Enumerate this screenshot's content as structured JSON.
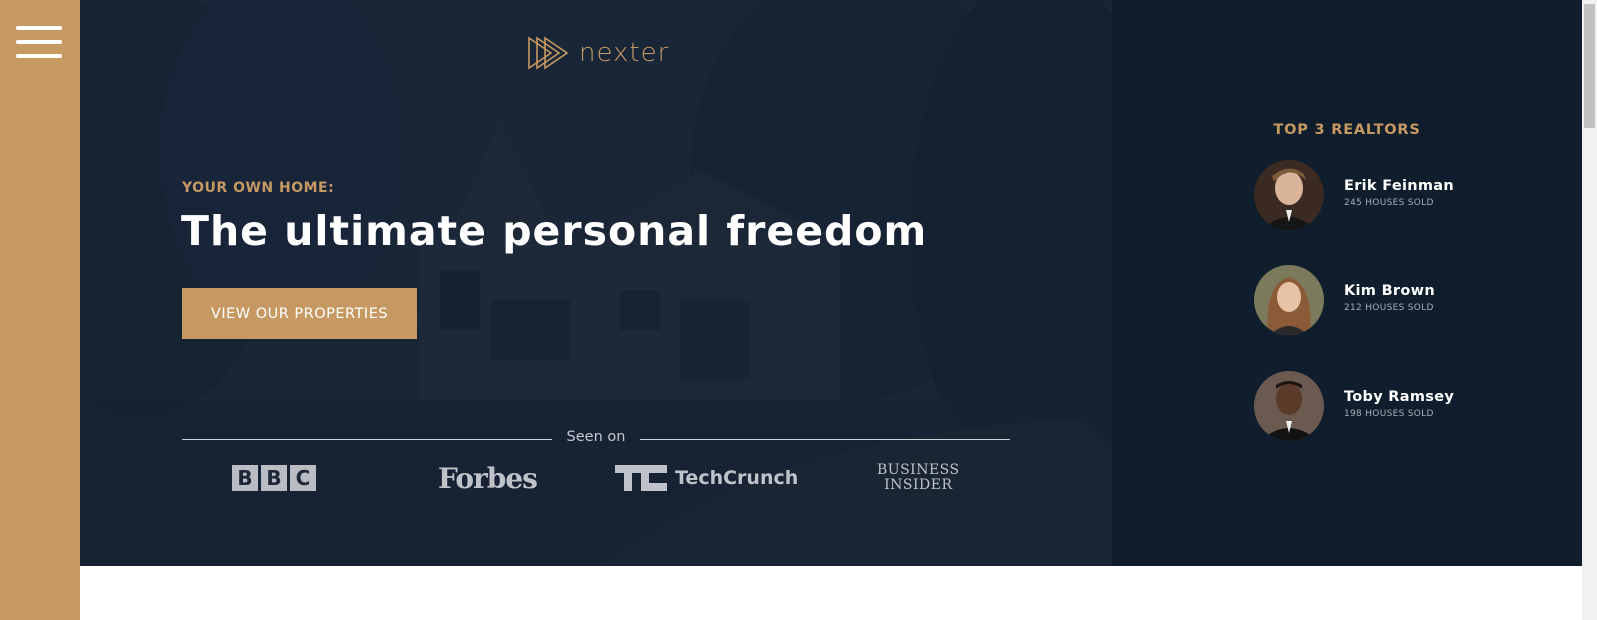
{
  "sidebar": {
    "menu_icon": "hamburger-menu-icon",
    "color": "#c69963"
  },
  "header": {
    "logo_text": "nexter",
    "logo_icon": "play-triangles-icon",
    "subtitle": "YOUR OWN HOME:",
    "title": "The ultimate personal freedom",
    "cta_label": "VIEW OUR PROPERTIES",
    "seen_on": "Seen on",
    "brands": [
      {
        "name": "BBC",
        "letters": [
          "B",
          "B",
          "C"
        ]
      },
      {
        "name": "Forbes"
      },
      {
        "name": "TechCrunch",
        "mark": "TC"
      },
      {
        "name": "Business Insider",
        "line1": "BUSINESS",
        "line2": "INSIDER"
      }
    ]
  },
  "realtors": {
    "heading": "TOP 3 REALTORS",
    "items": [
      {
        "name": "Erik Feinman",
        "sold": "245 HOUSES SOLD"
      },
      {
        "name": "Kim Brown",
        "sold": "212 HOUSES SOLD"
      },
      {
        "name": "Toby Ramsey",
        "sold": "198 HOUSES SOLD"
      }
    ]
  },
  "colors": {
    "primary": "#c69963",
    "dark_navy": "#101d2c",
    "white": "#ffffff"
  }
}
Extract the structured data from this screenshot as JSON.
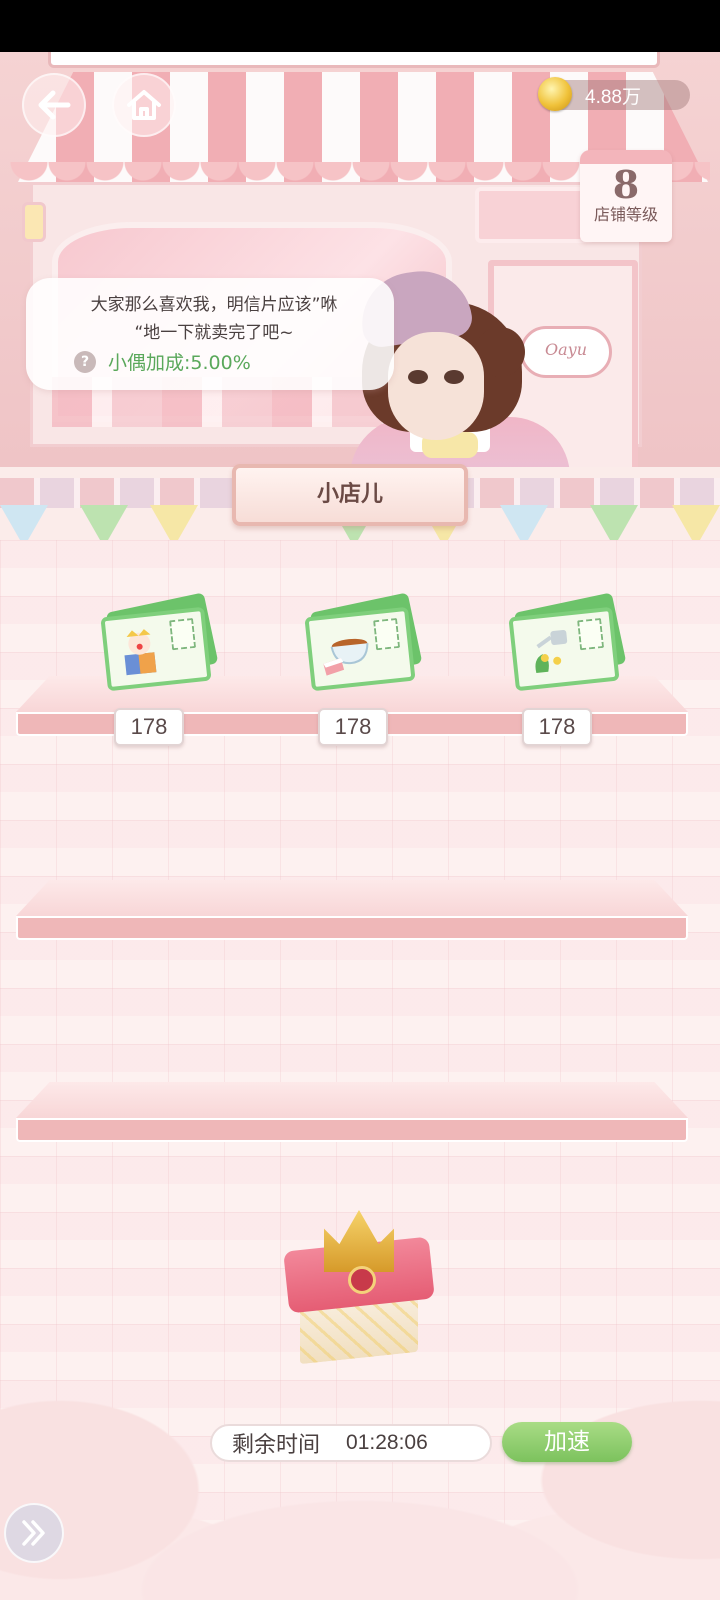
{
  "header": {
    "currency": {
      "icon": "gold-coin-icon",
      "value": "4.88万"
    },
    "shop_level": {
      "value": "8",
      "label": "店铺等级"
    },
    "door_sign": "Oayu"
  },
  "dialog": {
    "line1": "大家那么喜欢我，明信片应该”咻",
    "line2": "“地一下就卖完了吧~",
    "bonus": "小偶加成:5.00%",
    "help_icon": "?"
  },
  "shop": {
    "title": "小店儿",
    "items": [
      {
        "name": "jack-in-the-box-postcard",
        "count": "178"
      },
      {
        "name": "teacup-cake-postcard",
        "count": "178"
      },
      {
        "name": "watering-can-flower-postcard",
        "count": "178"
      }
    ]
  },
  "footer": {
    "remaining_label": "剩余时间",
    "remaining_time": "01:28:06",
    "speed_up_label": "加速"
  },
  "colors": {
    "accent_pink": "#efb7b8",
    "button_green": "#7cc25d",
    "bonus_green": "#5aa85b",
    "coin_gold": "#f0c23a"
  }
}
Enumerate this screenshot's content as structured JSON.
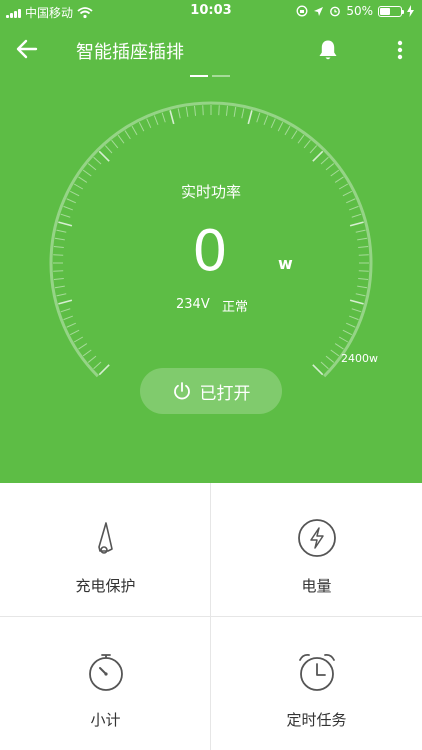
{
  "status_bar": {
    "carrier": "中国移动",
    "time": "10:03",
    "battery": "50%"
  },
  "nav": {
    "title": "智能插座插排"
  },
  "gauge": {
    "label": "实时功率",
    "power_value": "0",
    "power_unit": "w",
    "voltage": "234V",
    "status": "正常",
    "max_label": "2400w",
    "level_fraction": 0
  },
  "switch": {
    "label": "已打开"
  },
  "menu": {
    "items": [
      {
        "label": "充电保护",
        "icon": "charging-protection-icon"
      },
      {
        "label": "电量",
        "icon": "lightning-icon"
      },
      {
        "label": "小计",
        "icon": "stopwatch-icon"
      },
      {
        "label": "定时任务",
        "icon": "alarm-clock-icon"
      }
    ]
  },
  "colors": {
    "primary_green": "#5dbd45",
    "icon_gray": "#555555"
  }
}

TASK DETAILS >>
Pull every line containing the word "SOLD" out of the entries above.

RESULT >>
        "sold": "245 HOUSES SOLD"
        "sold": "212 HOUSES SOLD"
        "sold": "198 HOUSES SOLD"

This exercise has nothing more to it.